[Data entries]
· · · · ·

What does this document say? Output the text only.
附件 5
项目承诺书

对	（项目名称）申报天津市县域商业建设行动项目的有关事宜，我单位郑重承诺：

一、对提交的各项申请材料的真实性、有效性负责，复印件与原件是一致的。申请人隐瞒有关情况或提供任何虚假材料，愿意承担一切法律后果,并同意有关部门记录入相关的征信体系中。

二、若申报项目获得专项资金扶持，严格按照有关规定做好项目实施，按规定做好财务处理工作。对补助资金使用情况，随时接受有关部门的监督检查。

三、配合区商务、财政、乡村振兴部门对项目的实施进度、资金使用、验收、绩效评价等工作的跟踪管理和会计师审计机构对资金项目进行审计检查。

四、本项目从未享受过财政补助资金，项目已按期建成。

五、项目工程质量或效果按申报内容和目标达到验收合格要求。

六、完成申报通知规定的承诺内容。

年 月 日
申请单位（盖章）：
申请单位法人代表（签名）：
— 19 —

· · · · ·

=== Requirement ===
Please set down all the data word for word.

=== Response below ===
What does this document say? Output the text only.
附件 5
项目承诺书

对	（项目名称）申报天津市县域商业建设行动项目的有关事宜，我单位郑重承诺：

一、对提交的各项申请材料的真实性、有效性负责，复印件与原件是一致的。申请人隐瞒有关情况或提供任何虚假材料，愿意承担一切法律后果,并同意有关部门记录入相关的征信体系中。

二、若申报项目获得专项资金扶持，严格按照有关规定做好项目实施，按规定做好财务处理工作。对补助资金使用情况，随时接受有关部门的监督检查。

三、配合区商务、财政、乡村振兴部门对项目的实施进度、资金使用、验收、绩效评价等工作的跟踪管理和会计师审计机构对资金项目进行审计检查。

四、本项目从未享受过财政补助资金，项目已按期建成。

五、项目工程质量或效果按申报内容和目标达到验收合格要求。

六、完成申报通知规定的承诺内容。

年 月 日
申请单位（盖章）：
申请单位法人代表（签名）：
— 19 —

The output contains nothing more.